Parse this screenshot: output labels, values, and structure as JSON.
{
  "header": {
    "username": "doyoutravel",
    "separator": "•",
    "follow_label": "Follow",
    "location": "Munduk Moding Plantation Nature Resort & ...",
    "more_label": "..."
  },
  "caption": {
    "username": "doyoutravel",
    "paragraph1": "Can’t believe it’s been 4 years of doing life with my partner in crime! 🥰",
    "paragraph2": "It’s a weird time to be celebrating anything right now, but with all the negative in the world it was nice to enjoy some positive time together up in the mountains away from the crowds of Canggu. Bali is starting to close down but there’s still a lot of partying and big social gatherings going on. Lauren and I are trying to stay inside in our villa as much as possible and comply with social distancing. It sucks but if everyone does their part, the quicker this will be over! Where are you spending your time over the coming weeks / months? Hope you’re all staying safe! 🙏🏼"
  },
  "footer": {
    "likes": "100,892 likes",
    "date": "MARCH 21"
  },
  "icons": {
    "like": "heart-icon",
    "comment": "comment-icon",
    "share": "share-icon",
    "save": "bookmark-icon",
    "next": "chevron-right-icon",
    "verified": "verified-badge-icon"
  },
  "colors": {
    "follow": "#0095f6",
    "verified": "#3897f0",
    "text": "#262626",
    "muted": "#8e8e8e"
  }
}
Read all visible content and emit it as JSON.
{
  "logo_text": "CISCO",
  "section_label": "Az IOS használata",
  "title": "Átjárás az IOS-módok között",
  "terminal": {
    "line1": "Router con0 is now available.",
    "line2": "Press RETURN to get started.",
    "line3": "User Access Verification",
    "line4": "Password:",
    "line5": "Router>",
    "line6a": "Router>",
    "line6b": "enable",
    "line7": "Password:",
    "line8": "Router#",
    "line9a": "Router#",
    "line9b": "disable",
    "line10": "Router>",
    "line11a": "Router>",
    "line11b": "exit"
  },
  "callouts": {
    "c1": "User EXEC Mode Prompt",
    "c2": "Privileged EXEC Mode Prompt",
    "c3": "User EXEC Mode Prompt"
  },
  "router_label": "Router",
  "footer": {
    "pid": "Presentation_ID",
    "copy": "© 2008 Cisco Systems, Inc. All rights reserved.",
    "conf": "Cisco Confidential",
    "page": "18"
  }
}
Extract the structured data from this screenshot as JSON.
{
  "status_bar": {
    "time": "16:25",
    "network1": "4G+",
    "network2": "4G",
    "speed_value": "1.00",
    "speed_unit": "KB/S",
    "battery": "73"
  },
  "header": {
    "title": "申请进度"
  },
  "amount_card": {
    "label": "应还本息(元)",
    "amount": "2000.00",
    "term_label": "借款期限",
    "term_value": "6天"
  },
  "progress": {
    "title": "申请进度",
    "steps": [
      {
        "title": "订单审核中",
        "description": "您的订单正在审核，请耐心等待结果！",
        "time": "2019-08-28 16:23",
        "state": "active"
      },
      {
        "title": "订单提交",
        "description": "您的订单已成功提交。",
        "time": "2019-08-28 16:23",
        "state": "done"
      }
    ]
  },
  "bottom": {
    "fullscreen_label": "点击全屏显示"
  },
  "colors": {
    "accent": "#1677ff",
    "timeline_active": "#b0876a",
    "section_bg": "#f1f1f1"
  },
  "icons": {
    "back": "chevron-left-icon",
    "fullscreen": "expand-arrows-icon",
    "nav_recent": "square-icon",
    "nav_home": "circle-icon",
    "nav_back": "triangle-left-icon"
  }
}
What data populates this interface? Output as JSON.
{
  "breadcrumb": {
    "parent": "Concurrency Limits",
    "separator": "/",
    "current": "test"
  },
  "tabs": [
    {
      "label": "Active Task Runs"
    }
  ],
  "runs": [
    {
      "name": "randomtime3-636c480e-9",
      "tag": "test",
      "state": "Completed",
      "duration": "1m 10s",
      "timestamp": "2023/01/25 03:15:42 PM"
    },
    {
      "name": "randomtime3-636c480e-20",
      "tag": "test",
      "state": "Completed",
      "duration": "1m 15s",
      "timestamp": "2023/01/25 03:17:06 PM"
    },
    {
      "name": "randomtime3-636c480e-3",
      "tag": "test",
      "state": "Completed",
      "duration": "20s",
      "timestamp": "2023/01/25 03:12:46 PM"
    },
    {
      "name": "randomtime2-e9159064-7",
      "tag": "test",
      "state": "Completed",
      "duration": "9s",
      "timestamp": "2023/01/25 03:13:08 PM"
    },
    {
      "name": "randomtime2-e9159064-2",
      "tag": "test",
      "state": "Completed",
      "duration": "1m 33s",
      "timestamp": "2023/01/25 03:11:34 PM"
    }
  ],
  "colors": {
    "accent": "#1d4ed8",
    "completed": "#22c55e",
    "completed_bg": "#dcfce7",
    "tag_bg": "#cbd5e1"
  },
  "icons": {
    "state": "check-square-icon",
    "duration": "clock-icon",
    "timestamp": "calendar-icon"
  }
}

Exercise requirements.
Show every line from the entries above in which "chevron" appears.

Correct answer.
    "next": "chevron-right-icon",
    "back": "chevron-left-icon",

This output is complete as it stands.